[Begin MATERIAL]

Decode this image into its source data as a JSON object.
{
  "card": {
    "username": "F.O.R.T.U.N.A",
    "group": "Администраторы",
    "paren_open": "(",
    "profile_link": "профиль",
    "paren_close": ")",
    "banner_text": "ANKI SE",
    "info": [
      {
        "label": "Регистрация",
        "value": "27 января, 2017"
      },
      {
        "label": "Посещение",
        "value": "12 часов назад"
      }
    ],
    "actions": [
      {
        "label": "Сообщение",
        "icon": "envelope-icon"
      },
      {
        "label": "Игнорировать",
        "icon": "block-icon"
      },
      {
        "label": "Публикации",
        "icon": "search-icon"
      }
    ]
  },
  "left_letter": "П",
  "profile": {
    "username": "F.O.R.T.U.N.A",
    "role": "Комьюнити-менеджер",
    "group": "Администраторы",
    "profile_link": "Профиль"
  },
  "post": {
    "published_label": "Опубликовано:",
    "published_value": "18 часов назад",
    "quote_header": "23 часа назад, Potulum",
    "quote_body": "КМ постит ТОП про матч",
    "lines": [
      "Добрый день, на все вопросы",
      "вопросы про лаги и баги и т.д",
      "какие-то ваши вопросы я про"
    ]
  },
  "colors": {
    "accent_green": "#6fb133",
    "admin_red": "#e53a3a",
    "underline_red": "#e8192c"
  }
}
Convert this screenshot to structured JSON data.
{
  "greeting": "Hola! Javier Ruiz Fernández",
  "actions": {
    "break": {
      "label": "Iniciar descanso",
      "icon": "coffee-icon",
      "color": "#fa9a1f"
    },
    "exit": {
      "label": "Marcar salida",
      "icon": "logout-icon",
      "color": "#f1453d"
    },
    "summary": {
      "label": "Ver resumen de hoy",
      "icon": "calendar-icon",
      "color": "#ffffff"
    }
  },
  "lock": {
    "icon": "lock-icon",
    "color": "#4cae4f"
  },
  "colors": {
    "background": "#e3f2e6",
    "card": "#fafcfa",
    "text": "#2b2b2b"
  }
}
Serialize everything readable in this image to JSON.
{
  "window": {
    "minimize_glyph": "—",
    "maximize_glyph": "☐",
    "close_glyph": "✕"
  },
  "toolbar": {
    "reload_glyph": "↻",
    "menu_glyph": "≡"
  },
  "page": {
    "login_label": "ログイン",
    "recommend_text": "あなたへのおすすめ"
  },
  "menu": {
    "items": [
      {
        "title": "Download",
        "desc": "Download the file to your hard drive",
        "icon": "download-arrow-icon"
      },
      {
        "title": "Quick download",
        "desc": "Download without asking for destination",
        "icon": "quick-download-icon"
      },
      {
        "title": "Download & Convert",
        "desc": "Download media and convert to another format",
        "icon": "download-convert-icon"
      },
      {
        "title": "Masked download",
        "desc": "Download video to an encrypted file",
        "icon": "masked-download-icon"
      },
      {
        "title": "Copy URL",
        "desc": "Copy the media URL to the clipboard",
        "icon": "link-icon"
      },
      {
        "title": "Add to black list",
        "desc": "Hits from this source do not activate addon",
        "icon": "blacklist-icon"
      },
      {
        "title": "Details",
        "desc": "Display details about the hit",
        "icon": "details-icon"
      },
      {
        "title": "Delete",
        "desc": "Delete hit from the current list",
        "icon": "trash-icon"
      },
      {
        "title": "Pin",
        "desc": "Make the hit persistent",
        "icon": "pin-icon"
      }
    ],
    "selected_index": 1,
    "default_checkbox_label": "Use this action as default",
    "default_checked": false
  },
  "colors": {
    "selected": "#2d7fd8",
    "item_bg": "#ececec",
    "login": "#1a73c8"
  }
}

[End MATERIAL]

▶ **WRITTEN EXERCISE**:
Using the listing above, reproduce each line without omission.

▶ **OUTPUT OF THE TASK**:
Decode this image into its source data as a JSON object.
{
  "card": {
    "username": "F.O.R.T.U.N.A",
    "group": "Администраторы",
    "paren_open": "(",
    "profile_link": "профиль",
    "paren_close": ")",
    "banner_text": "ANKI SE",
    "info": [
      {
        "label": "Регистрация",
        "value": "27 января, 2017"
      },
      {
        "label": "Посещение",
        "value": "12 часов назад"
      }
    ],
    "actions": [
      {
        "label": "Сообщение",
        "icon": "envelope-icon"
      },
      {
        "label": "Игнорировать",
        "icon": "block-icon"
      },
      {
        "label": "Публикации",
        "icon": "search-icon"
      }
    ]
  },
  "left_letter": "П",
  "profile": {
    "username": "F.O.R.T.U.N.A",
    "role": "Комьюнити-менеджер",
    "group": "Администраторы",
    "profile_link": "Профиль"
  },
  "post": {
    "published_label": "Опубликовано:",
    "published_value": "18 часов назад",
    "quote_header": "23 часа назад, Potulum",
    "quote_body": "КМ постит ТОП про матч",
    "lines": [
      "Добрый день, на все вопросы",
      "вопросы про лаги и баги и т.д",
      "какие-то ваши вопросы я про"
    ]
  },
  "colors": {
    "accent_green": "#6fb133",
    "admin_red": "#e53a3a",
    "underline_red": "#e8192c"
  }
}
Convert this screenshot to structured JSON data.
{
  "greeting": "Hola! Javier Ruiz Fernández",
  "actions": {
    "break": {
      "label": "Iniciar descanso",
      "icon": "coffee-icon",
      "color": "#fa9a1f"
    },
    "exit": {
      "label": "Marcar salida",
      "icon": "logout-icon",
      "color": "#f1453d"
    },
    "summary": {
      "label": "Ver resumen de hoy",
      "icon": "calendar-icon",
      "color": "#ffffff"
    }
  },
  "lock": {
    "icon": "lock-icon",
    "color": "#4cae4f"
  },
  "colors": {
    "background": "#e3f2e6",
    "card": "#fafcfa",
    "text": "#2b2b2b"
  }
}
Serialize everything readable in this image to JSON.
{
  "window": {
    "minimize_glyph": "—",
    "maximize_glyph": "☐",
    "close_glyph": "✕"
  },
  "toolbar": {
    "reload_glyph": "↻",
    "menu_glyph": "≡"
  },
  "page": {
    "login_label": "ログイン",
    "recommend_text": "あなたへのおすすめ"
  },
  "menu": {
    "items": [
      {
        "title": "Download",
        "desc": "Download the file to your hard drive",
        "icon": "download-arrow-icon"
      },
      {
        "title": "Quick download",
        "desc": "Download without asking for destination",
        "icon": "quick-download-icon"
      },
      {
        "title": "Download & Convert",
        "desc": "Download media and convert to another format",
        "icon": "download-convert-icon"
      },
      {
        "title": "Masked download",
        "desc": "Download video to an encrypted file",
        "icon": "masked-download-icon"
      },
      {
        "title": "Copy URL",
        "desc": "Copy the media URL to the clipboard",
        "icon": "link-icon"
      },
      {
        "title": "Add to black list",
        "desc": "Hits from this source do not activate addon",
        "icon": "blacklist-icon"
      },
      {
        "title": "Details",
        "desc": "Display details about the hit",
        "icon": "details-icon"
      },
      {
        "title": "Delete",
        "desc": "Delete hit from the current list",
        "icon": "trash-icon"
      },
      {
        "title": "Pin",
        "desc": "Make the hit persistent",
        "icon": "pin-icon"
      }
    ],
    "selected_index": 1,
    "default_checkbox_label": "Use this action as default",
    "default_checked": false
  },
  "colors": {
    "selected": "#2d7fd8",
    "item_bg": "#ececec",
    "login": "#1a73c8"
  }
}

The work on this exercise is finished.